— START OF RECORDS TO USE —

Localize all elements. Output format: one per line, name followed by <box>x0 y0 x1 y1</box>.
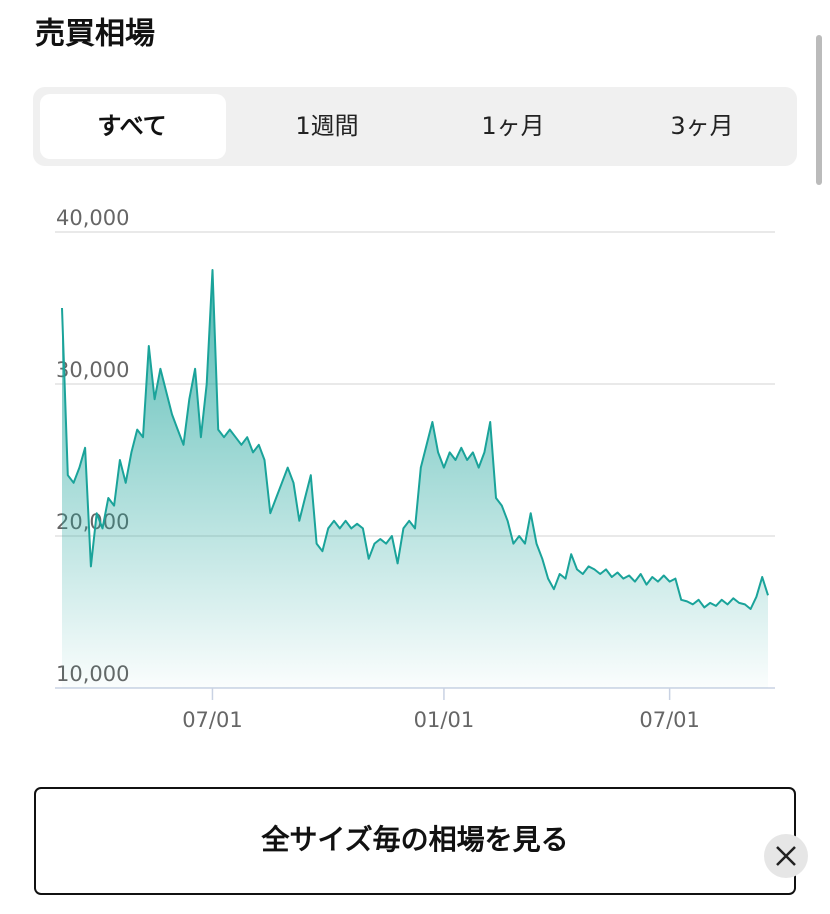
tab[interactable]: 3ヶ月 <box>670 112 733 140</box>
close-icon <box>776 846 796 866</box>
tab-selected-bg <box>40 94 226 159</box>
y-tick-label: 40,000 <box>56 206 129 230</box>
y-tick-label: 30,000 <box>56 358 129 382</box>
x-tick-label: 07/01 <box>182 708 243 732</box>
button-label: 全サイズ毎の相場を見る <box>260 823 568 856</box>
x-tick-label: 01/01 <box>414 708 475 732</box>
tab[interactable]: 1ヶ月 <box>481 112 544 140</box>
page-title: 売買相場 <box>35 17 155 52</box>
x-tick-label: 07/01 <box>639 708 700 732</box>
area <box>62 270 768 688</box>
tab[interactable]: すべて <box>97 112 166 140</box>
line <box>61 269 769 610</box>
scrollbar <box>816 35 822 185</box>
tab[interactable]: 1週間 <box>295 112 358 140</box>
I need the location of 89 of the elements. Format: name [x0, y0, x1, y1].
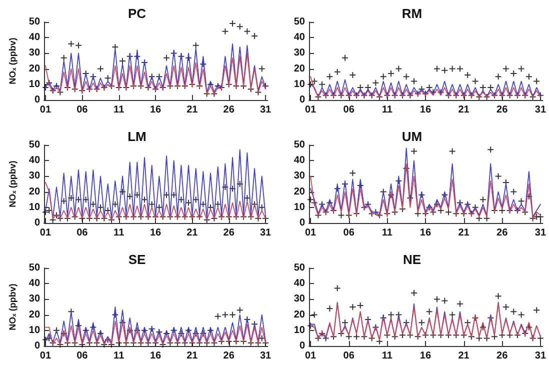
y-tick-label: 40	[28, 32, 40, 44]
x-tick-label: 16	[420, 228, 432, 238]
y-tick-label: 50	[294, 16, 306, 28]
y-tick-label: 20	[28, 186, 40, 198]
y-tick-label: 0	[34, 218, 40, 228]
y-tick-label: 10	[28, 78, 40, 90]
x-tick-label: 21	[186, 350, 198, 362]
x-tick-label: 26	[223, 228, 235, 238]
y-tick-label: 50	[28, 140, 40, 150]
y-tick-label: 30	[294, 294, 306, 305]
x-tick-label: 11	[382, 350, 393, 362]
chart-title: RM	[402, 6, 422, 21]
x-tick-label: 16	[150, 228, 162, 238]
x-tick-label: 01	[40, 350, 52, 362]
y-tick-label: 20	[28, 63, 40, 74]
chart-title: PC	[128, 6, 147, 21]
chart-title: SE	[128, 252, 146, 267]
y-tick-label: 10	[294, 78, 306, 90]
y-tick-label: 0	[299, 94, 306, 106]
x-tick-label: 16	[150, 104, 162, 116]
y-tick-label: 20	[28, 309, 40, 320]
x-tick-label: 21	[458, 104, 470, 116]
x-tick-label: 26	[223, 104, 235, 116]
x-tick-label: 06	[343, 104, 355, 116]
x-tick-label: 06	[76, 228, 88, 238]
y-tick-label: 20	[294, 63, 306, 74]
x-tick-label: 11	[114, 104, 125, 116]
x-tick-label: 21	[458, 228, 470, 238]
y-tick-label: 30	[294, 48, 306, 59]
x-tick-label: 11	[382, 228, 393, 238]
y-tick-label: 40	[294, 278, 306, 290]
x-tick-label: 31	[260, 228, 272, 238]
x-tick-label: 06	[76, 350, 88, 362]
x-tick-label: 31	[534, 104, 546, 116]
x-tick-label: 31	[260, 104, 272, 116]
y-tick-label: 10	[294, 202, 306, 213]
x-tick-label: 31	[534, 228, 546, 238]
x-tick-label: 26	[496, 104, 508, 116]
y-tick-label: 40	[294, 32, 306, 44]
y-tick-label: 50	[294, 262, 306, 274]
y-tick-label: 0	[299, 218, 306, 228]
x-tick-label: 21	[186, 228, 198, 238]
line-series	[45, 149, 266, 219]
y-tick-label: 50	[28, 262, 40, 274]
x-tick-label: 11	[382, 104, 393, 116]
x-tick-label: 01	[304, 104, 317, 116]
chart-title: NE	[402, 252, 422, 267]
chart-title: LM	[128, 129, 146, 144]
x-tick-label: 21	[458, 350, 470, 362]
line-series	[45, 43, 266, 93]
y-tick-label: 0	[34, 340, 40, 352]
line-series	[45, 320, 266, 345]
x-tick-label: 16	[150, 350, 162, 362]
y-tick-label: 30	[28, 170, 40, 182]
y-tick-label: 30	[28, 294, 40, 305]
x-tick-label: 31	[260, 350, 272, 362]
y-tick-label: 40	[28, 278, 40, 290]
chart-title: UM	[402, 129, 422, 144]
y-tick-label: 10	[28, 202, 40, 213]
y-tick-label: 50	[28, 16, 40, 28]
y-tick-label: 10	[28, 324, 40, 336]
x-tick-label: 16	[420, 350, 432, 362]
x-tick-label: 11	[114, 350, 125, 362]
x-tick-label: 26	[223, 350, 235, 362]
x-tick-label: 06	[343, 228, 355, 238]
line-series	[45, 52, 266, 94]
x-tick-label: 06	[343, 350, 355, 362]
y-tick-label: 0	[299, 340, 306, 352]
line-series	[310, 163, 541, 219]
x-tick-label: 11	[114, 228, 125, 238]
x-tick-label: 21	[186, 104, 198, 116]
y-tick-label: 0	[34, 94, 40, 106]
x-tick-label: 06	[76, 104, 88, 116]
y-tick-label: 30	[294, 170, 306, 182]
x-tick-label: 01	[40, 228, 52, 238]
y-tick-label: 20	[294, 309, 306, 320]
y-tick-label: 40	[28, 155, 40, 166]
x-tick-label: 01	[40, 104, 52, 116]
x-tick-label: 01	[304, 350, 317, 362]
x-tick-label: 26	[496, 228, 508, 238]
y-tick-label: 10	[294, 324, 306, 336]
y-tick-label: 40	[294, 155, 306, 166]
y-tick-label: 20	[294, 186, 306, 198]
x-tick-label: 31	[534, 350, 546, 362]
y-tick-label: 30	[28, 48, 40, 59]
x-tick-label: 16	[420, 104, 432, 116]
y-tick-label: 50	[294, 140, 306, 150]
x-tick-label: 26	[496, 350, 508, 362]
x-tick-label: 01	[304, 228, 317, 238]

— END OF RECORDS TO USE —

## TASK STATEMENT
Could you repeat all the rows above with "elements" swapped for "items" and everything else unchanged, leaving the pictures out?

## WRITTEN SOLUTION
Localize all items. Output format: one per line, name followed by <box>x0 y0 x1 y1</box>.
tab[interactable]: 3ヶ月 <box>670 112 733 140</box>
close-icon <box>776 846 796 866</box>
tab-selected-bg <box>40 94 226 159</box>
y-tick-label: 40,000 <box>56 206 129 230</box>
y-tick-label: 30,000 <box>56 358 129 382</box>
x-tick-label: 07/01 <box>182 708 243 732</box>
button-label: 全サイズ毎の相場を見る <box>260 823 568 856</box>
x-tick-label: 01/01 <box>414 708 475 732</box>
tab[interactable]: 1ヶ月 <box>481 112 544 140</box>
page-title: 売買相場 <box>35 17 155 52</box>
x-tick-label: 07/01 <box>639 708 700 732</box>
area <box>62 270 768 688</box>
tab[interactable]: すべて <box>97 112 166 140</box>
line <box>61 269 769 610</box>
scrollbar <box>816 35 822 185</box>
tab[interactable]: 1週間 <box>295 112 358 140</box>
I need the location of 89 of the items. Format: name [x0, y0, x1, y1].
y-tick-label: 40	[28, 32, 40, 44]
x-tick-label: 16	[420, 228, 432, 238]
y-tick-label: 50	[294, 16, 306, 28]
y-tick-label: 20	[28, 186, 40, 198]
y-tick-label: 0	[34, 218, 40, 228]
y-tick-label: 10	[28, 78, 40, 90]
x-tick-label: 21	[186, 350, 198, 362]
x-tick-label: 26	[223, 228, 235, 238]
y-tick-label: 50	[28, 140, 40, 150]
y-tick-label: 30	[294, 294, 306, 305]
x-tick-label: 11	[382, 350, 393, 362]
chart-title: RM	[402, 6, 422, 21]
x-tick-label: 16	[150, 228, 162, 238]
x-tick-label: 01	[40, 350, 52, 362]
y-tick-label: 20	[28, 63, 40, 74]
chart-title: PC	[128, 6, 147, 21]
chart-title: SE	[128, 252, 146, 267]
y-tick-label: 10	[294, 78, 306, 90]
y-tick-label: 0	[299, 94, 306, 106]
x-tick-label: 16	[150, 104, 162, 116]
y-tick-label: 20	[28, 309, 40, 320]
x-tick-label: 21	[458, 104, 470, 116]
x-tick-label: 26	[223, 104, 235, 116]
x-tick-label: 06	[343, 104, 355, 116]
x-tick-label: 06	[76, 228, 88, 238]
y-tick-label: 20	[294, 63, 306, 74]
x-tick-label: 11	[114, 104, 125, 116]
x-tick-label: 21	[458, 228, 470, 238]
y-tick-label: 30	[294, 48, 306, 59]
x-tick-label: 11	[382, 228, 393, 238]
y-tick-label: 40	[294, 278, 306, 290]
x-tick-label: 31	[260, 228, 272, 238]
x-tick-label: 06	[76, 350, 88, 362]
x-tick-label: 31	[534, 104, 546, 116]
x-tick-label: 31	[260, 104, 272, 116]
y-tick-label: 10	[294, 202, 306, 213]
x-tick-label: 31	[534, 228, 546, 238]
x-tick-label: 26	[496, 104, 508, 116]
y-tick-label: 40	[294, 32, 306, 44]
y-tick-label: 50	[294, 262, 306, 274]
y-tick-label: 0	[299, 218, 306, 228]
x-tick-label: 21	[186, 228, 198, 238]
line-series	[45, 149, 266, 219]
y-tick-label: 50	[28, 262, 40, 274]
x-tick-label: 11	[382, 104, 393, 116]
x-tick-label: 01	[304, 104, 317, 116]
chart-title: NE	[402, 252, 422, 267]
chart-title: LM	[128, 129, 146, 144]
x-tick-label: 21	[458, 350, 470, 362]
line-series	[45, 43, 266, 93]
y-tick-label: 0	[34, 340, 40, 352]
line-series	[45, 320, 266, 345]
x-tick-label: 16	[150, 350, 162, 362]
y-tick-label: 30	[28, 170, 40, 182]
y-tick-label: 30	[28, 294, 40, 305]
x-tick-label: 31	[260, 350, 272, 362]
y-tick-label: 40	[28, 278, 40, 290]
chart-title: UM	[402, 129, 422, 144]
y-tick-label: 10	[28, 202, 40, 213]
y-tick-label: 50	[28, 16, 40, 28]
y-tick-label: 10	[28, 324, 40, 336]
x-tick-label: 16	[420, 350, 432, 362]
x-tick-label: 11	[114, 350, 125, 362]
x-tick-label: 26	[223, 350, 235, 362]
x-tick-label: 06	[343, 228, 355, 238]
line-series	[45, 52, 266, 94]
x-tick-label: 06	[343, 350, 355, 362]
y-tick-label: 0	[299, 340, 306, 352]
line-series	[310, 163, 541, 219]
x-tick-label: 11	[114, 228, 125, 238]
x-tick-label: 21	[186, 104, 198, 116]
y-tick-label: 0	[34, 94, 40, 106]
x-tick-label: 06	[76, 104, 88, 116]
y-tick-label: 30	[294, 170, 306, 182]
x-tick-label: 01	[40, 228, 52, 238]
y-tick-label: 20	[294, 309, 306, 320]
y-tick-label: 40	[28, 155, 40, 166]
x-tick-label: 01	[40, 104, 52, 116]
x-tick-label: 01	[304, 350, 317, 362]
x-tick-label: 26	[496, 228, 508, 238]
y-tick-label: 10	[294, 324, 306, 336]
y-tick-label: 40	[294, 155, 306, 166]
y-tick-label: 20	[294, 186, 306, 198]
x-tick-label: 31	[534, 350, 546, 362]
y-tick-label: 30	[28, 48, 40, 59]
x-tick-label: 16	[420, 104, 432, 116]
y-tick-label: 50	[294, 140, 306, 150]
x-tick-label: 26	[496, 350, 508, 362]
x-tick-label: 01	[304, 228, 317, 238]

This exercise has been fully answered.